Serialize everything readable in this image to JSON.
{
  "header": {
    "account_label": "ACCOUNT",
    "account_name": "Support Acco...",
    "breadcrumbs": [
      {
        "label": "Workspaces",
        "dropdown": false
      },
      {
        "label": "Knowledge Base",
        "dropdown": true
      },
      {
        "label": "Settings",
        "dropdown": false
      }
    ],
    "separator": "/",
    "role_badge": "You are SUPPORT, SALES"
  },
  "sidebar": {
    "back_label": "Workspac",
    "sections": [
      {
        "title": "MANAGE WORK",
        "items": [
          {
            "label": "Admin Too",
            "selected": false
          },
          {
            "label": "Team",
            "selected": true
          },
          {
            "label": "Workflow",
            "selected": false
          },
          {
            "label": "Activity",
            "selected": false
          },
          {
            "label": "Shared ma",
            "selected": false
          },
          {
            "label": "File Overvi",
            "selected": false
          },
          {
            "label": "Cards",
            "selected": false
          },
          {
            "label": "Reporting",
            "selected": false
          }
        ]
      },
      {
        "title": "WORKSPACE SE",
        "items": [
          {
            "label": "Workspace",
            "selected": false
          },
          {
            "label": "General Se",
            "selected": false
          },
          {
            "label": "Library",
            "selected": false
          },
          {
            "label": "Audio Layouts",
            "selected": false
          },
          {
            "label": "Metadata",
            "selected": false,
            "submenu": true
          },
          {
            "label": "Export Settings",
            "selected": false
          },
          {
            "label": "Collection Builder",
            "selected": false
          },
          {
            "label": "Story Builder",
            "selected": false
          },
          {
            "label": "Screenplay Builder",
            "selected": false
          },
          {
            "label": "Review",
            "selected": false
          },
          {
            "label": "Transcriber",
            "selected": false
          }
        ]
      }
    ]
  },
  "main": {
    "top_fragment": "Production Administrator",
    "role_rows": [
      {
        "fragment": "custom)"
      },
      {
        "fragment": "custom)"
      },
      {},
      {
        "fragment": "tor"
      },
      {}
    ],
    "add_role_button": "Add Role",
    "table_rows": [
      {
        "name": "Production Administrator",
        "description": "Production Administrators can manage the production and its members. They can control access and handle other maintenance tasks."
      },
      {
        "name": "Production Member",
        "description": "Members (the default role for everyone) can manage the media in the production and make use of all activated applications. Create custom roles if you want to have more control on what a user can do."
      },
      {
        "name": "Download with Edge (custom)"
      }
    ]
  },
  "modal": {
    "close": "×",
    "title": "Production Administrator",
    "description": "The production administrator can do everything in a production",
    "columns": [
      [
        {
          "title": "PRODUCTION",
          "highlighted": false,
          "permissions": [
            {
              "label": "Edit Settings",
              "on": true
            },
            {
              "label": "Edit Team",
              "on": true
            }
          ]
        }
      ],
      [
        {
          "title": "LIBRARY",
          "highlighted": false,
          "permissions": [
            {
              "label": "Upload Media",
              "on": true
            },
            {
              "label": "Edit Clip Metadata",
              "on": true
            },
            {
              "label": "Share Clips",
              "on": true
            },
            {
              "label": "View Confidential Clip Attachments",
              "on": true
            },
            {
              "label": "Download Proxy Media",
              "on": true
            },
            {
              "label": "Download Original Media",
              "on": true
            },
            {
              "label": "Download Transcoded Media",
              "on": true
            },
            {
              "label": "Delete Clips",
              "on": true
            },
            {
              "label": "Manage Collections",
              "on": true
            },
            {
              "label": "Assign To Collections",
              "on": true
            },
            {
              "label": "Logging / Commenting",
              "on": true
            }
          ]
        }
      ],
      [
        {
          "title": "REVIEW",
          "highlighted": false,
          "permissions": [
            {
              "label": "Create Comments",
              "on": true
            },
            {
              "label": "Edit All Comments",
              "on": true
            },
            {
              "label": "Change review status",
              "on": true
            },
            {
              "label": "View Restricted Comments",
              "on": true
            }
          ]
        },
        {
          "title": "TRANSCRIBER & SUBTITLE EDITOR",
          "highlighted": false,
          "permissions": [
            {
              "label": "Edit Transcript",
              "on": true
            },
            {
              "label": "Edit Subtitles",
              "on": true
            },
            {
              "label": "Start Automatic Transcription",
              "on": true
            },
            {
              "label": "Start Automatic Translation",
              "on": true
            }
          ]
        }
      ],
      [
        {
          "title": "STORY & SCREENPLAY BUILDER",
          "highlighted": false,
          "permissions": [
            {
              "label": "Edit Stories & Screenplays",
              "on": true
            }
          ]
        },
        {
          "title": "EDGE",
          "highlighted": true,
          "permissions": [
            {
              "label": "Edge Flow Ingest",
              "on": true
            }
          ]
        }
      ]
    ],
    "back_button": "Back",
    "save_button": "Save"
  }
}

> **DIRECTIVE**
Copy each line of the data that contains the word "Collections".

> **THE RESPONSE**
              "label": "Manage Collections",
              "label": "Assign To Collections",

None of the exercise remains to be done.